= ROWS =
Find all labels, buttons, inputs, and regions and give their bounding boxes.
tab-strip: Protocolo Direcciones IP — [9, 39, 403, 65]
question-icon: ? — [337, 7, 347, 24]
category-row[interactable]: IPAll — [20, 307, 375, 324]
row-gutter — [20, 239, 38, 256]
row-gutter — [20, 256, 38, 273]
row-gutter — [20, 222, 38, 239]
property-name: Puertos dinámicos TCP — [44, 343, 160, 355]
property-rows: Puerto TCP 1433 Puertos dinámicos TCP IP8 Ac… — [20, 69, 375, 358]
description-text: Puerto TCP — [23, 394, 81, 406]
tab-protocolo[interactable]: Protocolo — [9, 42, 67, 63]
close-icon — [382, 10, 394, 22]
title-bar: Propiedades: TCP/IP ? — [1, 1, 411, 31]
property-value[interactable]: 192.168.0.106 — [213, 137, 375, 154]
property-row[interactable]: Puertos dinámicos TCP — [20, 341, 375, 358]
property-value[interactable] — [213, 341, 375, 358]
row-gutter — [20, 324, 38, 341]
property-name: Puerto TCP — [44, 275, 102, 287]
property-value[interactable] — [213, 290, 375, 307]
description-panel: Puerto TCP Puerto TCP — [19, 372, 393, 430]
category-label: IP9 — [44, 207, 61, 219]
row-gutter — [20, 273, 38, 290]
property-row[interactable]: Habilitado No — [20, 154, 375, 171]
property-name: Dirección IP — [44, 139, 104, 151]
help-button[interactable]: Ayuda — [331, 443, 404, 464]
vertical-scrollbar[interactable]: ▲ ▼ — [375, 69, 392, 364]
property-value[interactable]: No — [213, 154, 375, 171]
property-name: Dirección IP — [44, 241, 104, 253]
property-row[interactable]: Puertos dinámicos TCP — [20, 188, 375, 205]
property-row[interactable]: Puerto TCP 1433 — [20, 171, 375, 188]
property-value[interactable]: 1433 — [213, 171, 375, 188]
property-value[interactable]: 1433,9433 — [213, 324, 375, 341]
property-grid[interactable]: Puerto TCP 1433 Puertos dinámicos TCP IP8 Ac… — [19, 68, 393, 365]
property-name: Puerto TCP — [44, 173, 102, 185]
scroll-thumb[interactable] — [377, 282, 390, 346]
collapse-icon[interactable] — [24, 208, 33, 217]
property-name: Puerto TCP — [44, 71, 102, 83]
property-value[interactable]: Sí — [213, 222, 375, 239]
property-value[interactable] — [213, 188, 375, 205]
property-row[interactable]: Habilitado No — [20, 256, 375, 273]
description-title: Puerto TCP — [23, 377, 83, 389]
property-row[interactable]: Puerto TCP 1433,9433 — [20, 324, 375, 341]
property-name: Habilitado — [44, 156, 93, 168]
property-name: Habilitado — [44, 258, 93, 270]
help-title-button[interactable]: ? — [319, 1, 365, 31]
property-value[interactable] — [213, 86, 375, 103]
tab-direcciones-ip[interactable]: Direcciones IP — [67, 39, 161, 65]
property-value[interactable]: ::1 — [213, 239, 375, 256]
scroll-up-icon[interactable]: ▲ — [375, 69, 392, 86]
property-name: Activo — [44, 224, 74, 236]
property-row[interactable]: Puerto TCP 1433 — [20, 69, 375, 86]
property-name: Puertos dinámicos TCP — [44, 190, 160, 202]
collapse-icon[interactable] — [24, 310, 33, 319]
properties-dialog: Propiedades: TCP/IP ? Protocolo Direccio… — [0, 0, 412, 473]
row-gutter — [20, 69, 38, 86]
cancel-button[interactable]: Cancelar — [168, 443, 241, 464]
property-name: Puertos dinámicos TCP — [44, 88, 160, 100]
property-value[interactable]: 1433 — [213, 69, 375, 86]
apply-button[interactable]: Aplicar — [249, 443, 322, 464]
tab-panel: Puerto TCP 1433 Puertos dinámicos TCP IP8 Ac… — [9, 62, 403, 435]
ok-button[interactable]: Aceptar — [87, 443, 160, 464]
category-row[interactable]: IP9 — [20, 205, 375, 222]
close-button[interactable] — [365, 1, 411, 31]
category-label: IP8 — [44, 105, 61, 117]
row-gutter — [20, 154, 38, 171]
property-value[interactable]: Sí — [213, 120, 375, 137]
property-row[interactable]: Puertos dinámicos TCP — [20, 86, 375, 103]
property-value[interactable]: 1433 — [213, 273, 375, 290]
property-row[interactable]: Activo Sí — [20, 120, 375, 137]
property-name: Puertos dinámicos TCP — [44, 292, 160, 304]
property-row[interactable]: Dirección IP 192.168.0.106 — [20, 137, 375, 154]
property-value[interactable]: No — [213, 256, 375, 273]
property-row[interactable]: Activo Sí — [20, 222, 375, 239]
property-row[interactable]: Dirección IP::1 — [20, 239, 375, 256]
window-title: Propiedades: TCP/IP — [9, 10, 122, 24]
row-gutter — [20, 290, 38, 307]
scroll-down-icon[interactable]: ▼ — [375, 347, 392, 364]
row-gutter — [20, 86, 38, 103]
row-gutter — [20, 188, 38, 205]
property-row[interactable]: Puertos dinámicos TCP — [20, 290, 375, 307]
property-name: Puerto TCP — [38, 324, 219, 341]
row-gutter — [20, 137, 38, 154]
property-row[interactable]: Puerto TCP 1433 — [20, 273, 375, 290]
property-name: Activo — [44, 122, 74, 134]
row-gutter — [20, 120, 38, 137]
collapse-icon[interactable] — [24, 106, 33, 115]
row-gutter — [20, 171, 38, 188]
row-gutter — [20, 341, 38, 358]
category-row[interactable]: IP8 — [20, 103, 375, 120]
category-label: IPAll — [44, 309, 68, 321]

= YOUR OBJECTIVE =
Transcribe the entire listing above verbatim, line by line, without altering, omitting, or reordering anything.

= WRITTEN RESPONSE =
Find all labels, buttons, inputs, and regions and give their bounding boxes.
tab-strip: Protocolo Direcciones IP — [9, 39, 403, 65]
question-icon: ? — [337, 7, 347, 24]
category-row[interactable]: IPAll — [20, 307, 375, 324]
row-gutter — [20, 239, 38, 256]
row-gutter — [20, 256, 38, 273]
row-gutter — [20, 222, 38, 239]
property-name: Puertos dinámicos TCP — [44, 343, 160, 355]
property-rows: Puerto TCP 1433 Puertos dinámicos TCP IP8 Ac… — [20, 69, 375, 358]
description-text: Puerto TCP — [23, 394, 81, 406]
tab-protocolo[interactable]: Protocolo — [9, 42, 67, 63]
close-icon — [382, 10, 394, 22]
title-bar: Propiedades: TCP/IP ? — [1, 1, 411, 31]
property-value[interactable]: 192.168.0.106 — [213, 137, 375, 154]
property-row[interactable]: Puertos dinámicos TCP — [20, 341, 375, 358]
property-value[interactable] — [213, 341, 375, 358]
row-gutter — [20, 324, 38, 341]
property-name: Puerto TCP — [44, 275, 102, 287]
property-value[interactable] — [213, 290, 375, 307]
description-panel: Puerto TCP Puerto TCP — [19, 372, 393, 430]
category-label: IP9 — [44, 207, 61, 219]
row-gutter — [20, 273, 38, 290]
property-row[interactable]: Habilitado No — [20, 154, 375, 171]
property-name: Dirección IP — [44, 139, 104, 151]
help-button[interactable]: Ayuda — [331, 443, 404, 464]
vertical-scrollbar[interactable]: ▲ ▼ — [375, 69, 392, 364]
property-value[interactable]: No — [213, 154, 375, 171]
property-name: Dirección IP — [44, 241, 104, 253]
property-row[interactable]: Puertos dinámicos TCP — [20, 188, 375, 205]
property-row[interactable]: Puerto TCP 1433 — [20, 171, 375, 188]
property-value[interactable]: 1433 — [213, 171, 375, 188]
property-value[interactable]: 1433,9433 — [213, 324, 375, 341]
property-grid[interactable]: Puerto TCP 1433 Puertos dinámicos TCP IP8 Ac… — [19, 68, 393, 365]
property-name: Puerto TCP — [44, 173, 102, 185]
scroll-thumb[interactable] — [377, 282, 390, 346]
collapse-icon[interactable] — [24, 208, 33, 217]
property-name: Puerto TCP — [44, 71, 102, 83]
property-value[interactable]: Sí — [213, 222, 375, 239]
property-value[interactable] — [213, 188, 375, 205]
property-row[interactable]: Habilitado No — [20, 256, 375, 273]
description-title: Puerto TCP — [23, 377, 83, 389]
property-row[interactable]: Puerto TCP 1433,9433 — [20, 324, 375, 341]
property-name: Habilitado — [44, 156, 93, 168]
property-name: Habilitado — [44, 258, 93, 270]
help-title-button[interactable]: ? — [319, 1, 365, 31]
property-value[interactable] — [213, 86, 375, 103]
tab-direcciones-ip[interactable]: Direcciones IP — [67, 39, 161, 65]
property-value[interactable]: ::1 — [213, 239, 375, 256]
scroll-up-icon[interactable]: ▲ — [375, 69, 392, 86]
property-name: Activo — [44, 224, 74, 236]
property-row[interactable]: Puerto TCP 1433 — [20, 69, 375, 86]
property-name: Puertos dinámicos TCP — [44, 190, 160, 202]
collapse-icon[interactable] — [24, 310, 33, 319]
properties-dialog: Propiedades: TCP/IP ? Protocolo Direccio… — [0, 0, 412, 473]
row-gutter — [20, 69, 38, 86]
cancel-button[interactable]: Cancelar — [168, 443, 241, 464]
property-name: Puertos dinámicos TCP — [44, 88, 160, 100]
property-value[interactable]: 1433 — [213, 69, 375, 86]
apply-button[interactable]: Aplicar — [249, 443, 322, 464]
tab-panel: Puerto TCP 1433 Puertos dinámicos TCP IP8 Ac… — [9, 62, 403, 435]
ok-button[interactable]: Aceptar — [87, 443, 160, 464]
category-row[interactable]: IP9 — [20, 205, 375, 222]
close-button[interactable] — [365, 1, 411, 31]
category-label: IP8 — [44, 105, 61, 117]
row-gutter — [20, 154, 38, 171]
property-value[interactable]: Sí — [213, 120, 375, 137]
property-row[interactable]: Puertos dinámicos TCP — [20, 86, 375, 103]
property-value[interactable]: 1433 — [213, 273, 375, 290]
property-row[interactable]: Activo Sí — [20, 120, 375, 137]
property-name: Puertos dinámicos TCP — [44, 292, 160, 304]
property-row[interactable]: Dirección IP 192.168.0.106 — [20, 137, 375, 154]
property-value[interactable]: No — [213, 256, 375, 273]
property-row[interactable]: Activo Sí — [20, 222, 375, 239]
property-row[interactable]: Dirección IP::1 — [20, 239, 375, 256]
window-title: Propiedades: TCP/IP — [9, 10, 122, 24]
row-gutter — [20, 290, 38, 307]
scroll-down-icon[interactable]: ▼ — [375, 347, 392, 364]
row-gutter — [20, 86, 38, 103]
row-gutter — [20, 188, 38, 205]
property-row[interactable]: Puertos dinámicos TCP — [20, 290, 375, 307]
property-name: Puerto TCP — [38, 324, 219, 341]
row-gutter — [20, 137, 38, 154]
property-row[interactable]: Puerto TCP 1433 — [20, 273, 375, 290]
property-name: Activo — [44, 122, 74, 134]
row-gutter — [20, 120, 38, 137]
collapse-icon[interactable] — [24, 106, 33, 115]
row-gutter — [20, 171, 38, 188]
row-gutter — [20, 341, 38, 358]
category-row[interactable]: IP8 — [20, 103, 375, 120]
category-label: IPAll — [44, 309, 68, 321]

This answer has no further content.